Information given:

──────────────────────────────

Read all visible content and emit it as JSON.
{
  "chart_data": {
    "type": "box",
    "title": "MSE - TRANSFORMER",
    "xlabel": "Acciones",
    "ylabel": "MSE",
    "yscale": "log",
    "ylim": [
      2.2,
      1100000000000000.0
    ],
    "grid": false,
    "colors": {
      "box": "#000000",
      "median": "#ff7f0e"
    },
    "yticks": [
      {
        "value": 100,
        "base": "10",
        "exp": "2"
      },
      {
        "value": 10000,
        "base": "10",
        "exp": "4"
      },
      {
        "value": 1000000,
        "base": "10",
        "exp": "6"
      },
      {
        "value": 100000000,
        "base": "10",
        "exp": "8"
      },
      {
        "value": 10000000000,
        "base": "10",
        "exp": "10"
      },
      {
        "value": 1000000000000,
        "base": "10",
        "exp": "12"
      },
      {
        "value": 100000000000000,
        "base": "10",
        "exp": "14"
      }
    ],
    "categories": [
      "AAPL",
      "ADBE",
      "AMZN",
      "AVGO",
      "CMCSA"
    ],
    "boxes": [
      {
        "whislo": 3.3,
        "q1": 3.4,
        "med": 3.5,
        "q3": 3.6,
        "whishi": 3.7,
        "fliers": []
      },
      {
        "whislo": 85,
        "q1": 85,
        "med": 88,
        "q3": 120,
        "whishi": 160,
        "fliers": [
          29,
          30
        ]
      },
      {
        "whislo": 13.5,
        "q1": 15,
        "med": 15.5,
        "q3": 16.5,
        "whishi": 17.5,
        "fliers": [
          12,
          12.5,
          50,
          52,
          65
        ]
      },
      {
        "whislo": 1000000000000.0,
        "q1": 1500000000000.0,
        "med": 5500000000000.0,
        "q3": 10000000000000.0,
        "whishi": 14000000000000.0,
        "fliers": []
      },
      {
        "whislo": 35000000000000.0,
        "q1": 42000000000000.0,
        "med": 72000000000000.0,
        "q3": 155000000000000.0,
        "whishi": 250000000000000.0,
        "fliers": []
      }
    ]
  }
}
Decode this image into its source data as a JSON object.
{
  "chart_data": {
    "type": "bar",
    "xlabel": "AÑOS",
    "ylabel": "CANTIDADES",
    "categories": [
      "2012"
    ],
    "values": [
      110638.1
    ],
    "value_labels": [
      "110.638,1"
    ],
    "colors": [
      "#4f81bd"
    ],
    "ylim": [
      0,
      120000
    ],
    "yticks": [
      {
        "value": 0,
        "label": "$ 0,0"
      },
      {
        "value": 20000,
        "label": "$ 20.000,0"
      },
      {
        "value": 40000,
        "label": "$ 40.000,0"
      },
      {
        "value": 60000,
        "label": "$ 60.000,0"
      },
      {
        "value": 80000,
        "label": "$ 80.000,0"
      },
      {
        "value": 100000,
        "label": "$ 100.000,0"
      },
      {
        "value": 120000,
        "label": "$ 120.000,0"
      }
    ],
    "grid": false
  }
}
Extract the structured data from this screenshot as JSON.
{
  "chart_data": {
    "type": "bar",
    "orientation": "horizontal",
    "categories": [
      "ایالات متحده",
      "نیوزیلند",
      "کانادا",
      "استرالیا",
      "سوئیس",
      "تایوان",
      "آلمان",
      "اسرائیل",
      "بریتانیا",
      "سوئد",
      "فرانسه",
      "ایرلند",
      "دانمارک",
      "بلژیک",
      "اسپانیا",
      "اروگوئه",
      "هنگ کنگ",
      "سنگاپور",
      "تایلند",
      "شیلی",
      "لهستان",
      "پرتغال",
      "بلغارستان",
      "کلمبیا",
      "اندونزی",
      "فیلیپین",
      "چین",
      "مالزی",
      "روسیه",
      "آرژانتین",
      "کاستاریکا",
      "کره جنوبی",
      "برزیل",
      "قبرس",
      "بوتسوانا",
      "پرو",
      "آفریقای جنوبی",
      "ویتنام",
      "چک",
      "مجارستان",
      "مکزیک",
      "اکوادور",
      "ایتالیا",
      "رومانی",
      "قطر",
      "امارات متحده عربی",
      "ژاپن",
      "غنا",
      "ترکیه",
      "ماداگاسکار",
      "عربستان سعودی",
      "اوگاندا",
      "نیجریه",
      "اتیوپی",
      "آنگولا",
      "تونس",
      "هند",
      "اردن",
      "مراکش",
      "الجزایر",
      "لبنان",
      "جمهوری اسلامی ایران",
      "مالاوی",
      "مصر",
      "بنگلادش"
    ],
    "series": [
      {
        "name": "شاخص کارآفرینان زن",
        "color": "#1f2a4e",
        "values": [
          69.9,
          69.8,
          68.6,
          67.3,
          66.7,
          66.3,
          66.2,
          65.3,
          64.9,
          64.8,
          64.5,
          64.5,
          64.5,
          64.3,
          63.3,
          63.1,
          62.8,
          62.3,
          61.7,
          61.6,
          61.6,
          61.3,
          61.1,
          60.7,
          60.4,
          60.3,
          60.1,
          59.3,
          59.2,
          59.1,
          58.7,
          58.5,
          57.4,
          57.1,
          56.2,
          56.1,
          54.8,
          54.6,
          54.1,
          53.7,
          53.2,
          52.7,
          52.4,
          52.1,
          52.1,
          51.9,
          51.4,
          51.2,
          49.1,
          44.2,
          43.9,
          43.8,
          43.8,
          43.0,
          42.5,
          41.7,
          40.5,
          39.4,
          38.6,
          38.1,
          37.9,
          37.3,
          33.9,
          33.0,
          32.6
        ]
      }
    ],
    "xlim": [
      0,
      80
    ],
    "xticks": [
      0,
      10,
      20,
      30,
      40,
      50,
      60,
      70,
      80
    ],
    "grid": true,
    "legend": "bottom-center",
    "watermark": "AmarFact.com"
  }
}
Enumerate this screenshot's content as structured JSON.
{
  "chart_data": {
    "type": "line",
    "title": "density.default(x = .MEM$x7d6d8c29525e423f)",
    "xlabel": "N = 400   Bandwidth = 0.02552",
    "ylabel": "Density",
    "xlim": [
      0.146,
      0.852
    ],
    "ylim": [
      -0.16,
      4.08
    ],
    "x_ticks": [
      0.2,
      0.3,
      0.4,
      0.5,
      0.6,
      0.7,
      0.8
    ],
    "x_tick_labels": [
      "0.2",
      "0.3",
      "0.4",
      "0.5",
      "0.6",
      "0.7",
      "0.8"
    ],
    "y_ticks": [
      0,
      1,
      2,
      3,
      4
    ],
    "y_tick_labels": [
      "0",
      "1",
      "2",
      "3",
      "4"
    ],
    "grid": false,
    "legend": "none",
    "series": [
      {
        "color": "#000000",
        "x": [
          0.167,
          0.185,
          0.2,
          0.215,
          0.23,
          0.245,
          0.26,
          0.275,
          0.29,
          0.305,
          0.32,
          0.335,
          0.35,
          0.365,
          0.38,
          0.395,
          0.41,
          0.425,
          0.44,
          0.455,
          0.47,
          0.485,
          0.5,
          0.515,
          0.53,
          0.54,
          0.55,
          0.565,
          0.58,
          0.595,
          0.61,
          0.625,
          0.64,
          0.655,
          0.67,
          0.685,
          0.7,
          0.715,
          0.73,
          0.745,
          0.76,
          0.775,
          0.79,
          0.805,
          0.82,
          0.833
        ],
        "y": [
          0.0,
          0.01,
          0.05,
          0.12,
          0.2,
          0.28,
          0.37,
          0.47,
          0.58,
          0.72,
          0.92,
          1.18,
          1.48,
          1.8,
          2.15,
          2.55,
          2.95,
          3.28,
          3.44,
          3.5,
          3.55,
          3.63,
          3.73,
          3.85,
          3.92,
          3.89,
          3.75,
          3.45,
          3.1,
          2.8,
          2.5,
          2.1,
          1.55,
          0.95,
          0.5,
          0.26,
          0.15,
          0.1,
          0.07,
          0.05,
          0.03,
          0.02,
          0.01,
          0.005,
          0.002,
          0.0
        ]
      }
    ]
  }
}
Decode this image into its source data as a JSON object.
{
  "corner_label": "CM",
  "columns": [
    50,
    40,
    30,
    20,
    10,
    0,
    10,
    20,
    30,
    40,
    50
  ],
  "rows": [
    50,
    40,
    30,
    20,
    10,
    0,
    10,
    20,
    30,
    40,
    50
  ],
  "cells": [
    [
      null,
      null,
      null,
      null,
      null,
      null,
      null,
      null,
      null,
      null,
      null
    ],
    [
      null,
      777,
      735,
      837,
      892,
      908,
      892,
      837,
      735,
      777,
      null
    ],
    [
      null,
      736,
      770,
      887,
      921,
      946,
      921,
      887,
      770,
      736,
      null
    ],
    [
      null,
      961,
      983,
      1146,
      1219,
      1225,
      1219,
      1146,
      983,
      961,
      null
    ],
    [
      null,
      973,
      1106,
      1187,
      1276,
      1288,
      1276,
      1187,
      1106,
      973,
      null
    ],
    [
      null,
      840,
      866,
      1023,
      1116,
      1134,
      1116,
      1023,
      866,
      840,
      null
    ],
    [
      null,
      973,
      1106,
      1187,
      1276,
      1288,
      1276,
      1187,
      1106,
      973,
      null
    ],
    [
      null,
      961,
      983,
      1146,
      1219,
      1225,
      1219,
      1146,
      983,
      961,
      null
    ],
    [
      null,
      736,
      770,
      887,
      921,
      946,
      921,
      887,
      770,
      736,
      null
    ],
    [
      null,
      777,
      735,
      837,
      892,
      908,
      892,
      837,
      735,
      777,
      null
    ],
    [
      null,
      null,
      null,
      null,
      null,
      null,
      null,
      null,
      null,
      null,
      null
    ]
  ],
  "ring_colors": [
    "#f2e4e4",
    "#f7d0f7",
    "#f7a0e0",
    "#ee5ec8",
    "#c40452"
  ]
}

──────────────────────────────

Exercise instructions: Work out how many lines above contain the word "this". Give only the number.

Reply: 4